Please report every line from the material that contains the word "date".

== Material provided

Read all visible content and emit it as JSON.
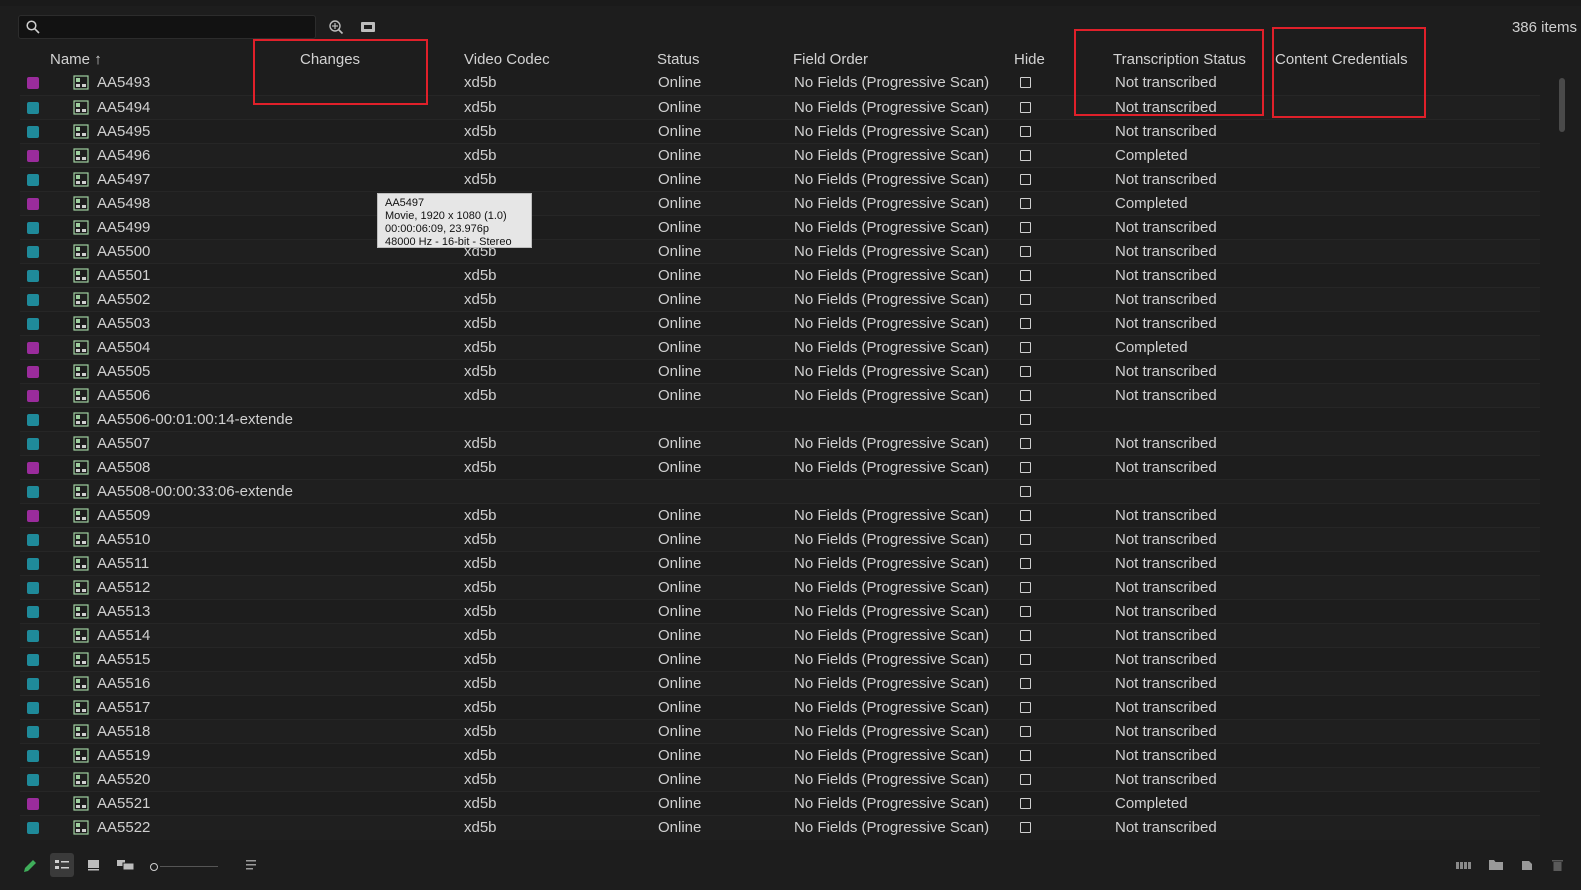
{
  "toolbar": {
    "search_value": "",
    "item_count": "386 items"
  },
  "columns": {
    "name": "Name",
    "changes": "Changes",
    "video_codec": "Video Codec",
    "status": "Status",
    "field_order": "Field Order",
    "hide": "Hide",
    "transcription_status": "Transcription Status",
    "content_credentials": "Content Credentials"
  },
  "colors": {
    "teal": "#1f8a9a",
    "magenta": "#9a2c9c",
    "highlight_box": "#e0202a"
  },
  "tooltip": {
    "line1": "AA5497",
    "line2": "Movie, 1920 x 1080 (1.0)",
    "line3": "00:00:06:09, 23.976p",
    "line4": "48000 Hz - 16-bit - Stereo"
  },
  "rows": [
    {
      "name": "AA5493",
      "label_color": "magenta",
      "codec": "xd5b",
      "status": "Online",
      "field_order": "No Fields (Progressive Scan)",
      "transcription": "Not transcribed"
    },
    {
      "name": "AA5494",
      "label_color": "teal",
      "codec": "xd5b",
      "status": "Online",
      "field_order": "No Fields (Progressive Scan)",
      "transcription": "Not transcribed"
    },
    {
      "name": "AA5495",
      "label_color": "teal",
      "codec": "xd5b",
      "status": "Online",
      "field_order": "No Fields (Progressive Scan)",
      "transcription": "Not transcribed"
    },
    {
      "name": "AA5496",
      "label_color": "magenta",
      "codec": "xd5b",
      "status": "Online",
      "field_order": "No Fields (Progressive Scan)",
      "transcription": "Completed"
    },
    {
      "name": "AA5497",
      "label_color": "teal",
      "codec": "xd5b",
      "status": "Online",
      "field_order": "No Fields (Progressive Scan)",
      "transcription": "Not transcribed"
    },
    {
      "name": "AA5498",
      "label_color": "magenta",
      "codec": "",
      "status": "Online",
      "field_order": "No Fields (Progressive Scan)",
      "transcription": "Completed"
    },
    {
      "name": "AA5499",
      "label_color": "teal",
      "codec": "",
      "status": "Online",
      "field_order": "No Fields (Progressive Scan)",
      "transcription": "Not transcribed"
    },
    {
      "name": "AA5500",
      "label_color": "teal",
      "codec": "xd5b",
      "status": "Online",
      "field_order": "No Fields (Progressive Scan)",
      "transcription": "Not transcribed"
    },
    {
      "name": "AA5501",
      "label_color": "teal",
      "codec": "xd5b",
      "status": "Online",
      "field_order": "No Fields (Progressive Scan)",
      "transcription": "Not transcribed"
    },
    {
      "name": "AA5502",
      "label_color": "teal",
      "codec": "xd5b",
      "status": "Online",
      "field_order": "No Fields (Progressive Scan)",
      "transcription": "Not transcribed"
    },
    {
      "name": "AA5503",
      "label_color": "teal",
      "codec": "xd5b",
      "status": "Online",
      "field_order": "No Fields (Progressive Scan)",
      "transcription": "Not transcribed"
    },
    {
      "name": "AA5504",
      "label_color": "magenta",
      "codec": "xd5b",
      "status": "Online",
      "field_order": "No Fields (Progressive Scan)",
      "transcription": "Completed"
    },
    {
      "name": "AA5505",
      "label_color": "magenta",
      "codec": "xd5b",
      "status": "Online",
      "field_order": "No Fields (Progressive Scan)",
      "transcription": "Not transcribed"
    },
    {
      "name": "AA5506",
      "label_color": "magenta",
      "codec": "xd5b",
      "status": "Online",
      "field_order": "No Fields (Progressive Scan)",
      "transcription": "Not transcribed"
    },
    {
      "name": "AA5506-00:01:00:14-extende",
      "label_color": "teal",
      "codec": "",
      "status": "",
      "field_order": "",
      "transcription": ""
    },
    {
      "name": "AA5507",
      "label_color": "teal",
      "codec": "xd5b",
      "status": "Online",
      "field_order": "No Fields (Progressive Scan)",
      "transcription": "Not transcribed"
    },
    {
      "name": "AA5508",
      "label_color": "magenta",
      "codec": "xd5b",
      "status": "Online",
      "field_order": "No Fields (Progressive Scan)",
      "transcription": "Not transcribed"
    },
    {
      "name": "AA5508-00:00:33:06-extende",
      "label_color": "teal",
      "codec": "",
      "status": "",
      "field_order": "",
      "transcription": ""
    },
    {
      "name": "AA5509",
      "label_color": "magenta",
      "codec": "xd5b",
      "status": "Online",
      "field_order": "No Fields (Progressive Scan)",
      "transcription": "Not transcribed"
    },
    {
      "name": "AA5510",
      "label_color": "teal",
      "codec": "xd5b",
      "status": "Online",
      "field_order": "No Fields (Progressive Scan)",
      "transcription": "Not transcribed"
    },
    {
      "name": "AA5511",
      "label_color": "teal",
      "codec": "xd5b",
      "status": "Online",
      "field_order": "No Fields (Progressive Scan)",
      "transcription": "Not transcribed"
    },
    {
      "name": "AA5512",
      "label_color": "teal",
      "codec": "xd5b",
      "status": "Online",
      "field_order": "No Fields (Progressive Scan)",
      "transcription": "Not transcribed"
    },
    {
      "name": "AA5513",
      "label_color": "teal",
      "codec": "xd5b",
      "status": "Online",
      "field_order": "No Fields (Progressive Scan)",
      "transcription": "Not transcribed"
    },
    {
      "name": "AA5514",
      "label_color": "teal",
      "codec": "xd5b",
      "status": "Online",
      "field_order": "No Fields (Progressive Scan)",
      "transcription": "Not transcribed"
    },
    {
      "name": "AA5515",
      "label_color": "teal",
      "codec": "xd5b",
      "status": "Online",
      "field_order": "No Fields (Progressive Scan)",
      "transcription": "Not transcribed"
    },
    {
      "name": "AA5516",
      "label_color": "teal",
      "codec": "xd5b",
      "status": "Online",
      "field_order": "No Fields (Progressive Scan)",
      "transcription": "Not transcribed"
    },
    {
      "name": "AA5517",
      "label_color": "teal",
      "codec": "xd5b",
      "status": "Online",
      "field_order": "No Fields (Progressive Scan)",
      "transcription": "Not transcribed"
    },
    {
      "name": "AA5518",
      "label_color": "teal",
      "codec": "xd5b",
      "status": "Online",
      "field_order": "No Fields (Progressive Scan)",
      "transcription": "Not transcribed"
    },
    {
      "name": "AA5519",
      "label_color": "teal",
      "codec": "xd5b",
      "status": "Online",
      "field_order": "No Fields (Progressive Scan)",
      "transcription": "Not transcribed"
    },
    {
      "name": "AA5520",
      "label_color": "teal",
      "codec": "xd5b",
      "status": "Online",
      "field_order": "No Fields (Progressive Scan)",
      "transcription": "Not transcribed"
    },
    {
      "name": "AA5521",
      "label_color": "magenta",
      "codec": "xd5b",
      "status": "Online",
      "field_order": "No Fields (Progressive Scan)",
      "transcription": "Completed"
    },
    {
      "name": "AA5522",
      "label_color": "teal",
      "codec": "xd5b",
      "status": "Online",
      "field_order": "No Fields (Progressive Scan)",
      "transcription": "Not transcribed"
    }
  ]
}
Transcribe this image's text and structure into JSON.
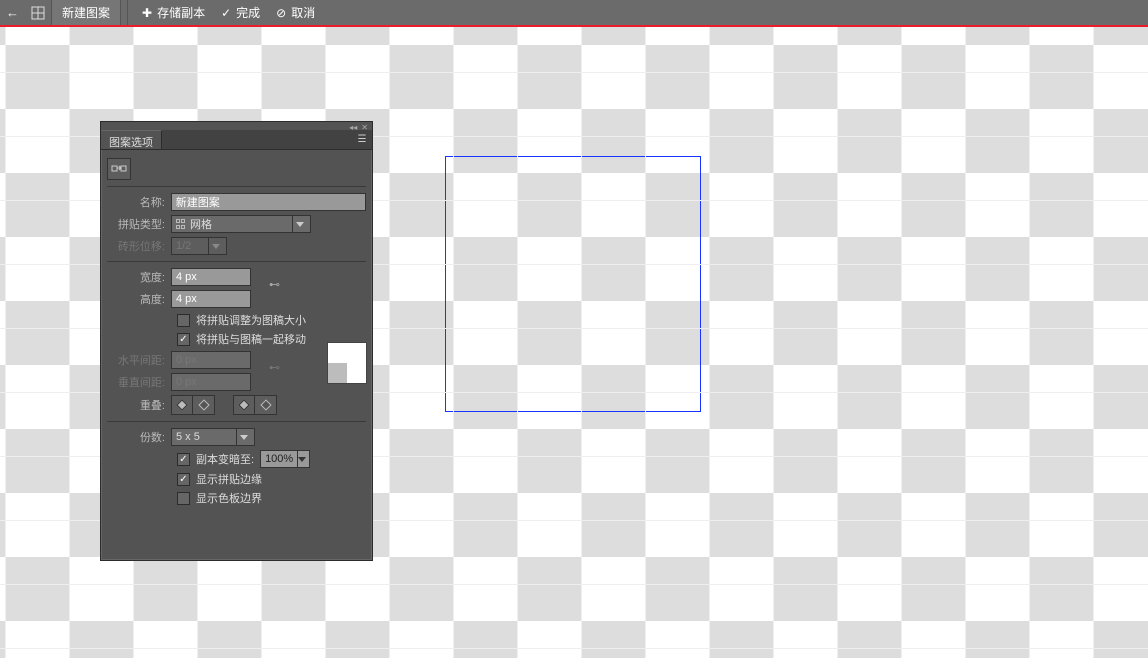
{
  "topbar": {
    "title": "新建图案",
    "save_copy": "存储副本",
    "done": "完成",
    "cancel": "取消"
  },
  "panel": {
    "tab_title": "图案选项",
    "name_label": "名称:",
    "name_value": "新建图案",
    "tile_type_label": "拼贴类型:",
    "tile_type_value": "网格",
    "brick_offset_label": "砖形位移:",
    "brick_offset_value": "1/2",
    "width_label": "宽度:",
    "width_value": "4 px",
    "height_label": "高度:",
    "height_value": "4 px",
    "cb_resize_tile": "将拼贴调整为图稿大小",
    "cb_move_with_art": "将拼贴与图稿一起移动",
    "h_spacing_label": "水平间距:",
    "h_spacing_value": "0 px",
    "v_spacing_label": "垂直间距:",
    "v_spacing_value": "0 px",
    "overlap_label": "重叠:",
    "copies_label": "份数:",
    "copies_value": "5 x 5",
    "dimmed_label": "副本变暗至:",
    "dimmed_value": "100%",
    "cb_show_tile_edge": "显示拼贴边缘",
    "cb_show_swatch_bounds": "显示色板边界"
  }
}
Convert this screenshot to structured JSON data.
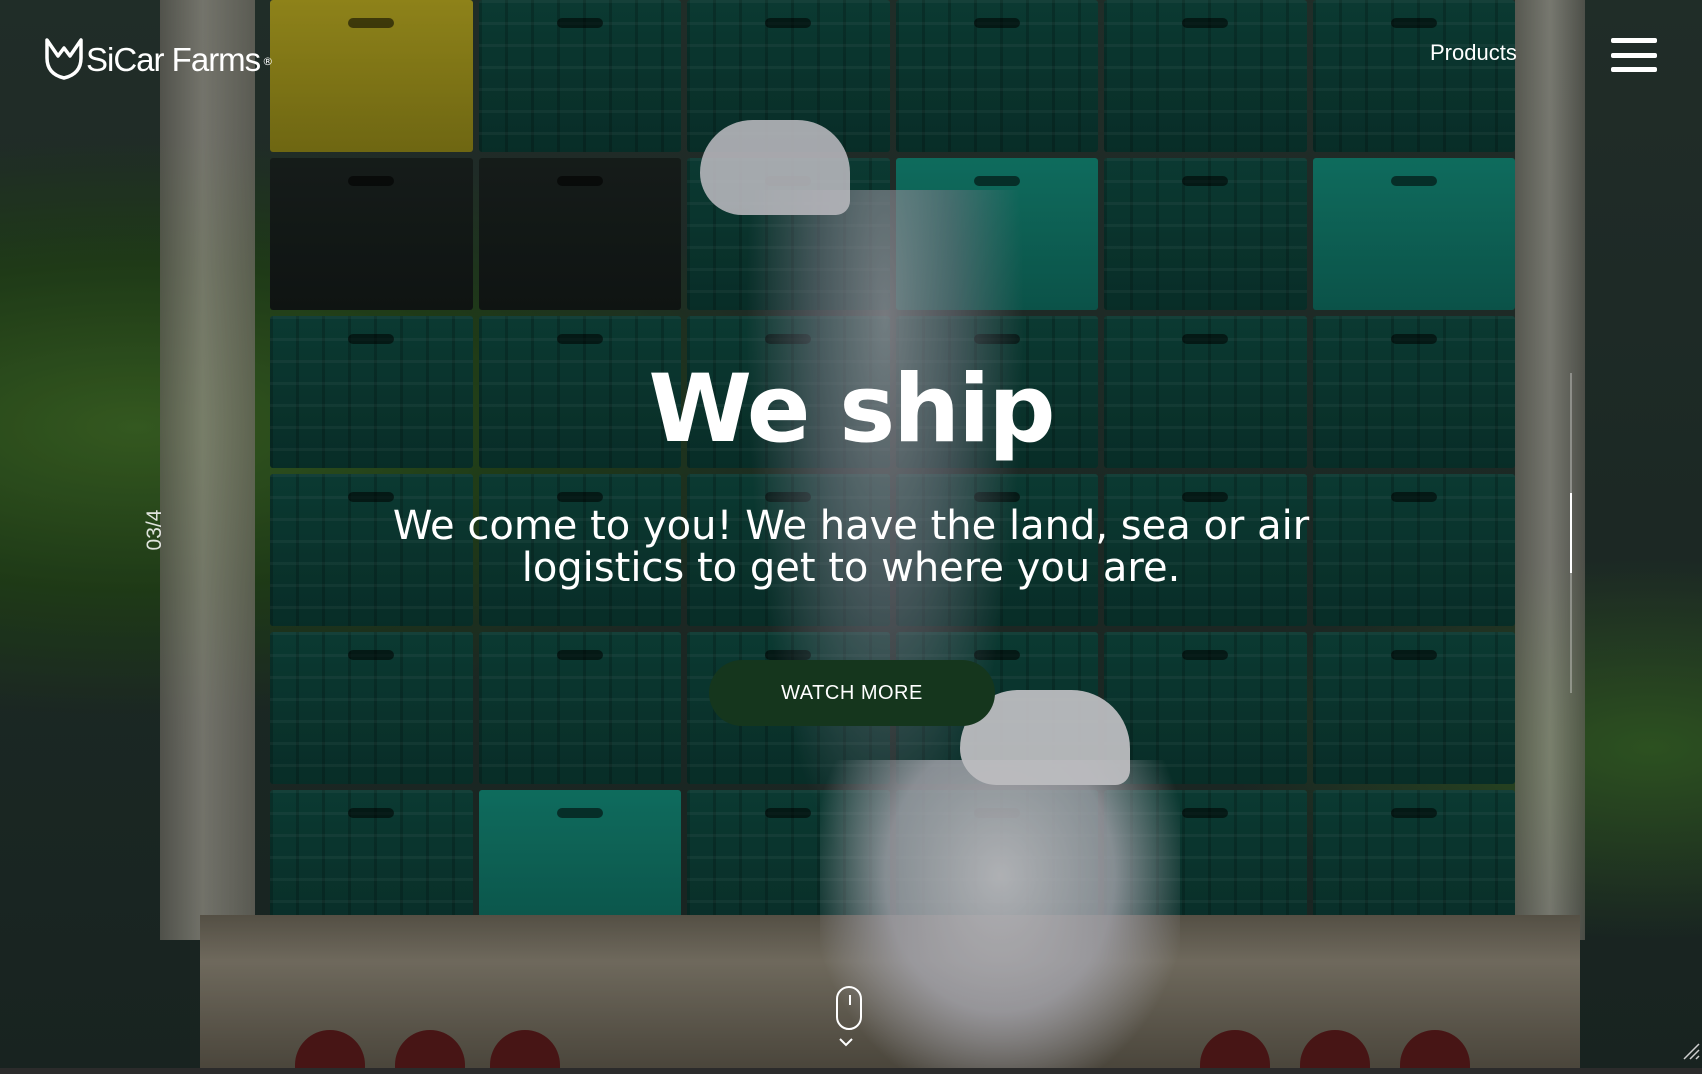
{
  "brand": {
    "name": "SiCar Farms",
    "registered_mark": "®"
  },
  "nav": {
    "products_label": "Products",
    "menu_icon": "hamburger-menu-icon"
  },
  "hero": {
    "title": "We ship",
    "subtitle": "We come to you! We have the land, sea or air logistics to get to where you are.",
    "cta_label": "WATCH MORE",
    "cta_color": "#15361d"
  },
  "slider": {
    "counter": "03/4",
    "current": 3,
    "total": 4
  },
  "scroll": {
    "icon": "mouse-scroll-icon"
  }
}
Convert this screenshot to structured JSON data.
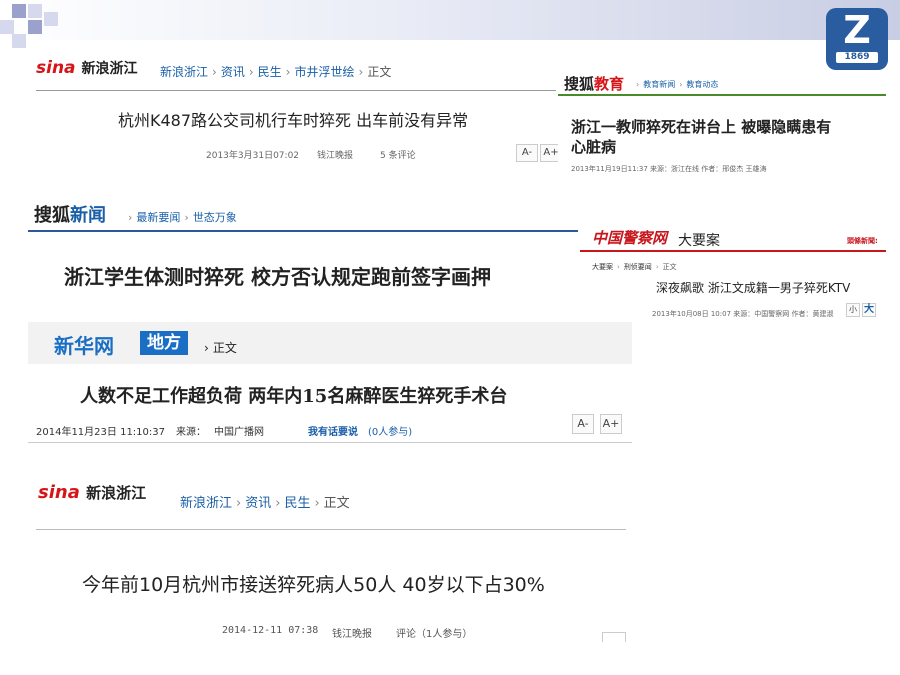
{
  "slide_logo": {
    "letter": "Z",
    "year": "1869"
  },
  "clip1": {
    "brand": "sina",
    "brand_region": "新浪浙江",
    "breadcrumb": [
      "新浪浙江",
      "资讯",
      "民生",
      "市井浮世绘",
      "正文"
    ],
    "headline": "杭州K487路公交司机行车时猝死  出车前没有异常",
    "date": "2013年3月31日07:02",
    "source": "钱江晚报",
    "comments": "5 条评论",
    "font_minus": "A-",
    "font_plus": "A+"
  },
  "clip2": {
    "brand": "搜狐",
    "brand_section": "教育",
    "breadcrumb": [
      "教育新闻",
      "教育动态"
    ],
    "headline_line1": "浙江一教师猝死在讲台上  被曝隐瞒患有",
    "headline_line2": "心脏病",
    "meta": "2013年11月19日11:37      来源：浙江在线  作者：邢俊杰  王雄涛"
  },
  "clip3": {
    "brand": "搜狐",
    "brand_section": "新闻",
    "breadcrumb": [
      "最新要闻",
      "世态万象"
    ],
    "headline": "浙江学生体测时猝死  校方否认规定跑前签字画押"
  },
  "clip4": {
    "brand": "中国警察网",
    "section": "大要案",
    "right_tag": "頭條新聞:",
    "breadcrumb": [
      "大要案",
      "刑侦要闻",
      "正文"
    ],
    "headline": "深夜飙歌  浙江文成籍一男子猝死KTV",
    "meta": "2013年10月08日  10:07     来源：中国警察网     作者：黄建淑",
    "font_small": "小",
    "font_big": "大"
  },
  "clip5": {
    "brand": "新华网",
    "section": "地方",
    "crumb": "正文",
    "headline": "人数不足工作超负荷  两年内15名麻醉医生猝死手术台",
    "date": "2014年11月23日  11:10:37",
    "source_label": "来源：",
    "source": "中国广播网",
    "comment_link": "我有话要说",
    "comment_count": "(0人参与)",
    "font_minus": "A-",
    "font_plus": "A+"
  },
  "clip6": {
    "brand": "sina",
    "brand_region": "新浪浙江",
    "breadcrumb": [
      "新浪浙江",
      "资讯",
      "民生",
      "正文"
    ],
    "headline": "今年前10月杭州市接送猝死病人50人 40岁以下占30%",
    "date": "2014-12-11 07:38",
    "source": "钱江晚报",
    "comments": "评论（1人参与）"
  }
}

====

## Reply to the exercise
    "date": "2013年3月31日07:02",
    "date": "2014年11月23日  11:10:37",
    "date": "2014-12-11 07:38",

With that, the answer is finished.